§ **TASK DETAILS**
Without including any images, reproduce each entry exactly.

§ **RECORDS SHOWN**
....

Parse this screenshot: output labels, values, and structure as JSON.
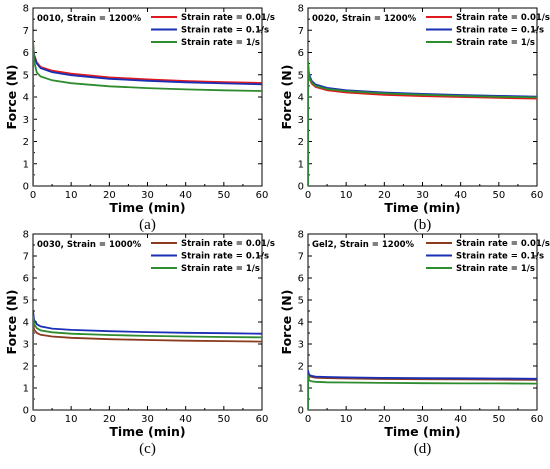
{
  "chart_data": [
    {
      "type": "line",
      "panel_label": "(a)",
      "title": "0010, Strain = 1200%",
      "xlabel": "Time (min)",
      "ylabel": "Force (N)",
      "xlim": [
        0,
        60
      ],
      "ylim": [
        0,
        8
      ],
      "xticks": [
        "0",
        "10",
        "20",
        "30",
        "40",
        "50",
        "60"
      ],
      "yticks": [
        "0",
        "1",
        "2",
        "3",
        "4",
        "5",
        "6",
        "7",
        "8"
      ],
      "legend_position": "top-right",
      "series": [
        {
          "name": "Strain rate = 0.01/s",
          "color": "#e0191e",
          "x": [
            0,
            0.3,
            1,
            2,
            5,
            10,
            20,
            30,
            40,
            50,
            60
          ],
          "y": [
            6.4,
            5.9,
            5.55,
            5.35,
            5.18,
            5.05,
            4.88,
            4.79,
            4.72,
            4.67,
            4.63
          ]
        },
        {
          "name": "Strain rate = 0.1/s",
          "color": "#1a2fb5",
          "x": [
            0,
            0.3,
            1,
            2,
            5,
            10,
            20,
            30,
            40,
            50,
            60
          ],
          "y": [
            6.3,
            5.85,
            5.5,
            5.3,
            5.12,
            4.98,
            4.82,
            4.73,
            4.66,
            4.61,
            4.57
          ]
        },
        {
          "name": "Strain rate = 1/s",
          "color": "#2e8b2e",
          "x": [
            0,
            0.3,
            1,
            2,
            5,
            10,
            20,
            30,
            40,
            50,
            60
          ],
          "y": [
            6.6,
            5.6,
            5.1,
            4.92,
            4.75,
            4.62,
            4.48,
            4.4,
            4.34,
            4.3,
            4.27
          ]
        }
      ]
    },
    {
      "type": "line",
      "panel_label": "(b)",
      "title": "0020, Strain = 1200%",
      "xlabel": "Time (min)",
      "ylabel": "Force (N)",
      "xlim": [
        0,
        60
      ],
      "ylim": [
        0,
        8
      ],
      "xticks": [
        "0",
        "10",
        "20",
        "30",
        "40",
        "50",
        "60"
      ],
      "yticks": [
        "0",
        "1",
        "2",
        "3",
        "4",
        "5",
        "6",
        "7",
        "8"
      ],
      "legend_position": "top-right",
      "series": [
        {
          "name": "Strain rate = 0.01/s",
          "color": "#e0191e",
          "x": [
            0,
            0.3,
            1,
            2,
            5,
            10,
            20,
            30,
            40,
            50,
            60
          ],
          "y": [
            5.3,
            4.85,
            4.6,
            4.45,
            4.3,
            4.2,
            4.1,
            4.04,
            4.0,
            3.96,
            3.93
          ]
        },
        {
          "name": "Strain rate = 0.1/s",
          "color": "#1a2fb5",
          "x": [
            0,
            0.3,
            1,
            2,
            5,
            10,
            20,
            30,
            40,
            50,
            60
          ],
          "y": [
            5.5,
            5.0,
            4.72,
            4.56,
            4.41,
            4.3,
            4.2,
            4.14,
            4.09,
            4.05,
            4.02
          ]
        },
        {
          "name": "Strain rate = 1/s",
          "color": "#2e8b2e",
          "x": [
            0,
            0.3,
            1,
            2,
            5,
            10,
            20,
            30,
            40,
            50,
            60
          ],
          "y": [
            5.6,
            4.9,
            4.65,
            4.5,
            4.36,
            4.26,
            4.16,
            4.1,
            4.05,
            4.01,
            3.98
          ]
        }
      ]
    },
    {
      "type": "line",
      "panel_label": "(c)",
      "title": "0030, Strain = 1000%",
      "xlabel": "Time (min)",
      "ylabel": "Force (N)",
      "xlim": [
        0,
        60
      ],
      "ylim": [
        0,
        8
      ],
      "xticks": [
        "0",
        "10",
        "20",
        "30",
        "40",
        "50",
        "60"
      ],
      "yticks": [
        "0",
        "1",
        "2",
        "3",
        "4",
        "5",
        "6",
        "7",
        "8"
      ],
      "legend_position": "top-right",
      "series": [
        {
          "name": "Strain rate = 0.01/s",
          "color": "#8b3a1e",
          "x": [
            0,
            0.3,
            1,
            2,
            5,
            10,
            20,
            30,
            40,
            50,
            60
          ],
          "y": [
            4.0,
            3.65,
            3.5,
            3.42,
            3.34,
            3.28,
            3.22,
            3.18,
            3.15,
            3.13,
            3.11
          ]
        },
        {
          "name": "Strain rate = 0.1/s",
          "color": "#1a2fb5",
          "x": [
            0,
            0.3,
            1,
            2,
            5,
            10,
            20,
            30,
            40,
            50,
            60
          ],
          "y": [
            4.5,
            4.1,
            3.9,
            3.8,
            3.7,
            3.64,
            3.58,
            3.54,
            3.51,
            3.49,
            3.47
          ]
        },
        {
          "name": "Strain rate = 1/s",
          "color": "#2e8b2e",
          "x": [
            0,
            0.3,
            1,
            2,
            5,
            10,
            20,
            30,
            40,
            50,
            60
          ],
          "y": [
            4.3,
            3.9,
            3.72,
            3.62,
            3.53,
            3.47,
            3.41,
            3.37,
            3.34,
            3.32,
            3.3
          ]
        }
      ]
    },
    {
      "type": "line",
      "panel_label": "(d)",
      "title": "Gel2, Strain = 1200%",
      "xlabel": "Time (min)",
      "ylabel": "Force (N)",
      "xlim": [
        0,
        60
      ],
      "ylim": [
        0,
        8
      ],
      "xticks": [
        "0",
        "10",
        "20",
        "30",
        "40",
        "50",
        "60"
      ],
      "yticks": [
        "0",
        "1",
        "2",
        "3",
        "4",
        "5",
        "6",
        "7",
        "8"
      ],
      "legend_position": "top-right",
      "series": [
        {
          "name": "Strain rate = 0.01/s",
          "color": "#8b3a1e",
          "x": [
            0,
            0.3,
            1,
            2,
            5,
            10,
            20,
            30,
            40,
            50,
            60
          ],
          "y": [
            1.75,
            1.55,
            1.5,
            1.47,
            1.45,
            1.43,
            1.41,
            1.4,
            1.39,
            1.38,
            1.37
          ]
        },
        {
          "name": "Strain rate = 0.1/s",
          "color": "#1a2fb5",
          "x": [
            0,
            0.3,
            1,
            2,
            5,
            10,
            20,
            30,
            40,
            50,
            60
          ],
          "y": [
            1.8,
            1.6,
            1.55,
            1.52,
            1.5,
            1.48,
            1.46,
            1.45,
            1.44,
            1.43,
            1.42
          ]
        },
        {
          "name": "Strain rate = 1/s",
          "color": "#2e8b2e",
          "x": [
            0,
            0.3,
            1,
            2,
            5,
            10,
            20,
            30,
            40,
            50,
            60
          ],
          "y": [
            1.6,
            1.35,
            1.3,
            1.28,
            1.26,
            1.25,
            1.23,
            1.22,
            1.21,
            1.21,
            1.2
          ]
        }
      ]
    }
  ]
}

....

§ **REPLY**
Parse this screenshot: output labels, values, and structure as JSON.
{
  "chart_data": [
    {
      "type": "line",
      "panel_label": "(a)",
      "title": "0010, Strain = 1200%",
      "xlabel": "Time (min)",
      "ylabel": "Force (N)",
      "xlim": [
        0,
        60
      ],
      "ylim": [
        0,
        8
      ],
      "xticks": [
        "0",
        "10",
        "20",
        "30",
        "40",
        "50",
        "60"
      ],
      "yticks": [
        "0",
        "1",
        "2",
        "3",
        "4",
        "5",
        "6",
        "7",
        "8"
      ],
      "legend_position": "top-right",
      "series": [
        {
          "name": "Strain rate = 0.01/s",
          "color": "#e0191e",
          "x": [
            0,
            0.3,
            1,
            2,
            5,
            10,
            20,
            30,
            40,
            50,
            60
          ],
          "y": [
            6.4,
            5.9,
            5.55,
            5.35,
            5.18,
            5.05,
            4.88,
            4.79,
            4.72,
            4.67,
            4.63
          ]
        },
        {
          "name": "Strain rate = 0.1/s",
          "color": "#1a2fb5",
          "x": [
            0,
            0.3,
            1,
            2,
            5,
            10,
            20,
            30,
            40,
            50,
            60
          ],
          "y": [
            6.3,
            5.85,
            5.5,
            5.3,
            5.12,
            4.98,
            4.82,
            4.73,
            4.66,
            4.61,
            4.57
          ]
        },
        {
          "name": "Strain rate = 1/s",
          "color": "#2e8b2e",
          "x": [
            0,
            0.3,
            1,
            2,
            5,
            10,
            20,
            30,
            40,
            50,
            60
          ],
          "y": [
            6.6,
            5.6,
            5.1,
            4.92,
            4.75,
            4.62,
            4.48,
            4.4,
            4.34,
            4.3,
            4.27
          ]
        }
      ]
    },
    {
      "type": "line",
      "panel_label": "(b)",
      "title": "0020, Strain = 1200%",
      "xlabel": "Time (min)",
      "ylabel": "Force (N)",
      "xlim": [
        0,
        60
      ],
      "ylim": [
        0,
        8
      ],
      "xticks": [
        "0",
        "10",
        "20",
        "30",
        "40",
        "50",
        "60"
      ],
      "yticks": [
        "0",
        "1",
        "2",
        "3",
        "4",
        "5",
        "6",
        "7",
        "8"
      ],
      "legend_position": "top-right",
      "series": [
        {
          "name": "Strain rate = 0.01/s",
          "color": "#e0191e",
          "x": [
            0,
            0.3,
            1,
            2,
            5,
            10,
            20,
            30,
            40,
            50,
            60
          ],
          "y": [
            5.3,
            4.85,
            4.6,
            4.45,
            4.3,
            4.2,
            4.1,
            4.04,
            4.0,
            3.96,
            3.93
          ]
        },
        {
          "name": "Strain rate = 0.1/s",
          "color": "#1a2fb5",
          "x": [
            0,
            0.3,
            1,
            2,
            5,
            10,
            20,
            30,
            40,
            50,
            60
          ],
          "y": [
            5.5,
            5.0,
            4.72,
            4.56,
            4.41,
            4.3,
            4.2,
            4.14,
            4.09,
            4.05,
            4.02
          ]
        },
        {
          "name": "Strain rate = 1/s",
          "color": "#2e8b2e",
          "x": [
            0,
            0.3,
            1,
            2,
            5,
            10,
            20,
            30,
            40,
            50,
            60
          ],
          "y": [
            5.6,
            4.9,
            4.65,
            4.5,
            4.36,
            4.26,
            4.16,
            4.1,
            4.05,
            4.01,
            3.98
          ]
        }
      ]
    },
    {
      "type": "line",
      "panel_label": "(c)",
      "title": "0030, Strain = 1000%",
      "xlabel": "Time (min)",
      "ylabel": "Force (N)",
      "xlim": [
        0,
        60
      ],
      "ylim": [
        0,
        8
      ],
      "xticks": [
        "0",
        "10",
        "20",
        "30",
        "40",
        "50",
        "60"
      ],
      "yticks": [
        "0",
        "1",
        "2",
        "3",
        "4",
        "5",
        "6",
        "7",
        "8"
      ],
      "legend_position": "top-right",
      "series": [
        {
          "name": "Strain rate = 0.01/s",
          "color": "#8b3a1e",
          "x": [
            0,
            0.3,
            1,
            2,
            5,
            10,
            20,
            30,
            40,
            50,
            60
          ],
          "y": [
            4.0,
            3.65,
            3.5,
            3.42,
            3.34,
            3.28,
            3.22,
            3.18,
            3.15,
            3.13,
            3.11
          ]
        },
        {
          "name": "Strain rate = 0.1/s",
          "color": "#1a2fb5",
          "x": [
            0,
            0.3,
            1,
            2,
            5,
            10,
            20,
            30,
            40,
            50,
            60
          ],
          "y": [
            4.5,
            4.1,
            3.9,
            3.8,
            3.7,
            3.64,
            3.58,
            3.54,
            3.51,
            3.49,
            3.47
          ]
        },
        {
          "name": "Strain rate = 1/s",
          "color": "#2e8b2e",
          "x": [
            0,
            0.3,
            1,
            2,
            5,
            10,
            20,
            30,
            40,
            50,
            60
          ],
          "y": [
            4.3,
            3.9,
            3.72,
            3.62,
            3.53,
            3.47,
            3.41,
            3.37,
            3.34,
            3.32,
            3.3
          ]
        }
      ]
    },
    {
      "type": "line",
      "panel_label": "(d)",
      "title": "Gel2, Strain = 1200%",
      "xlabel": "Time (min)",
      "ylabel": "Force (N)",
      "xlim": [
        0,
        60
      ],
      "ylim": [
        0,
        8
      ],
      "xticks": [
        "0",
        "10",
        "20",
        "30",
        "40",
        "50",
        "60"
      ],
      "yticks": [
        "0",
        "1",
        "2",
        "3",
        "4",
        "5",
        "6",
        "7",
        "8"
      ],
      "legend_position": "top-right",
      "series": [
        {
          "name": "Strain rate = 0.01/s",
          "color": "#8b3a1e",
          "x": [
            0,
            0.3,
            1,
            2,
            5,
            10,
            20,
            30,
            40,
            50,
            60
          ],
          "y": [
            1.75,
            1.55,
            1.5,
            1.47,
            1.45,
            1.43,
            1.41,
            1.4,
            1.39,
            1.38,
            1.37
          ]
        },
        {
          "name": "Strain rate = 0.1/s",
          "color": "#1a2fb5",
          "x": [
            0,
            0.3,
            1,
            2,
            5,
            10,
            20,
            30,
            40,
            50,
            60
          ],
          "y": [
            1.8,
            1.6,
            1.55,
            1.52,
            1.5,
            1.48,
            1.46,
            1.45,
            1.44,
            1.43,
            1.42
          ]
        },
        {
          "name": "Strain rate = 1/s",
          "color": "#2e8b2e",
          "x": [
            0,
            0.3,
            1,
            2,
            5,
            10,
            20,
            30,
            40,
            50,
            60
          ],
          "y": [
            1.6,
            1.35,
            1.3,
            1.28,
            1.26,
            1.25,
            1.23,
            1.22,
            1.21,
            1.21,
            1.2
          ]
        }
      ]
    }
  ]
}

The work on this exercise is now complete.